- _EXERCISE_: Scan the entries that follow and copy out every line containing "year".

- _DATA SHOWN_:
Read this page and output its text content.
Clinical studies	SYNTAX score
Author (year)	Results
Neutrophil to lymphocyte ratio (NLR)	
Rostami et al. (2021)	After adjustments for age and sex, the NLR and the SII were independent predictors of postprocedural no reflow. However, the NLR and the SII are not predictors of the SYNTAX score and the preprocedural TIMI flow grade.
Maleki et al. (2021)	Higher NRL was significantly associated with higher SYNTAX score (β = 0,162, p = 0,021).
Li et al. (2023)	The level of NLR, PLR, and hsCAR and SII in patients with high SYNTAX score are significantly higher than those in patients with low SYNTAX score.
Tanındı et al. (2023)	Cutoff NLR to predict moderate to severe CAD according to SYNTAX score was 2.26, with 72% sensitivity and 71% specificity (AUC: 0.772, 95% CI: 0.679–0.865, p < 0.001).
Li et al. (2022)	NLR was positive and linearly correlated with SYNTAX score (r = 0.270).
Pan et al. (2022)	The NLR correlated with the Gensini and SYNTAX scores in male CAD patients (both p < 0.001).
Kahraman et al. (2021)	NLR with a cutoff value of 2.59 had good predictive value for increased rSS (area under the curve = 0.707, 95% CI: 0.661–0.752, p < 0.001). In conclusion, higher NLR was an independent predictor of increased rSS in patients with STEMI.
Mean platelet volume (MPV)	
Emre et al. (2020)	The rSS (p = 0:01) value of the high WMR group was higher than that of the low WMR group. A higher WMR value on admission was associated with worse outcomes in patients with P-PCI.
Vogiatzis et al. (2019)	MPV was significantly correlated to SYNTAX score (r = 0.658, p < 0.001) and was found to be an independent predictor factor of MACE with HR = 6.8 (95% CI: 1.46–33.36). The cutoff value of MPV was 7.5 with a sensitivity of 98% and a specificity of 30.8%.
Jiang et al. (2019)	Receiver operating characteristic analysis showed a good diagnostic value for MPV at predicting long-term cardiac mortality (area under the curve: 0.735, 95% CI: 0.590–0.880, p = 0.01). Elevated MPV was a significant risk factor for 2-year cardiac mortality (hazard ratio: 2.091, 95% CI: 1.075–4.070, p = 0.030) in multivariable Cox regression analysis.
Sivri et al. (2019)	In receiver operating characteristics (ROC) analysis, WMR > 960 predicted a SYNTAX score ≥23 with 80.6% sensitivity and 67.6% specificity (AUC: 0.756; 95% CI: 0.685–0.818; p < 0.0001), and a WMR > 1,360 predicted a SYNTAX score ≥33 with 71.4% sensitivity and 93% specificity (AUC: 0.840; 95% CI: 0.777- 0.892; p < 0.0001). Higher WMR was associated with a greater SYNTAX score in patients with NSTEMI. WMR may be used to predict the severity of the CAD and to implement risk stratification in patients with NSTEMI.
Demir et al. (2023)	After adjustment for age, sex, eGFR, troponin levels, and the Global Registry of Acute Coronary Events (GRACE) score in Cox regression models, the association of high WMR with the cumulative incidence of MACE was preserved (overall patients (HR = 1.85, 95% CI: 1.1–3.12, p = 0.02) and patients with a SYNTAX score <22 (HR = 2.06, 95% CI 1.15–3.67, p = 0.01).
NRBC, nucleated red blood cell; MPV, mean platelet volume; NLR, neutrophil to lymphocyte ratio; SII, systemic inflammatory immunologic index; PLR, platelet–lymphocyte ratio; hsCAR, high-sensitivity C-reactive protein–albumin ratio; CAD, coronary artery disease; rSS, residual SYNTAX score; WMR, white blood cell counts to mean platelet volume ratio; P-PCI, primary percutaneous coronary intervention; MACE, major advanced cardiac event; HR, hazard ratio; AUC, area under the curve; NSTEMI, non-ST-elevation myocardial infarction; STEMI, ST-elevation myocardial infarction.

- _RESULT_:
Author (year)	Results
Jiang et al. (2019)	Receiver operating characteristic analysis showed a good diagnostic value for MPV at predicting long-term cardiac mortality (area under the curve: 0.735, 95% CI: 0.590–0.880, p = 0.01). Elevated MPV was a significant risk factor for 2-year cardiac mortality (hazard ratio: 2.091, 95% CI: 1.075–4.070, p = 0.030) in multivariable Cox regression analysis.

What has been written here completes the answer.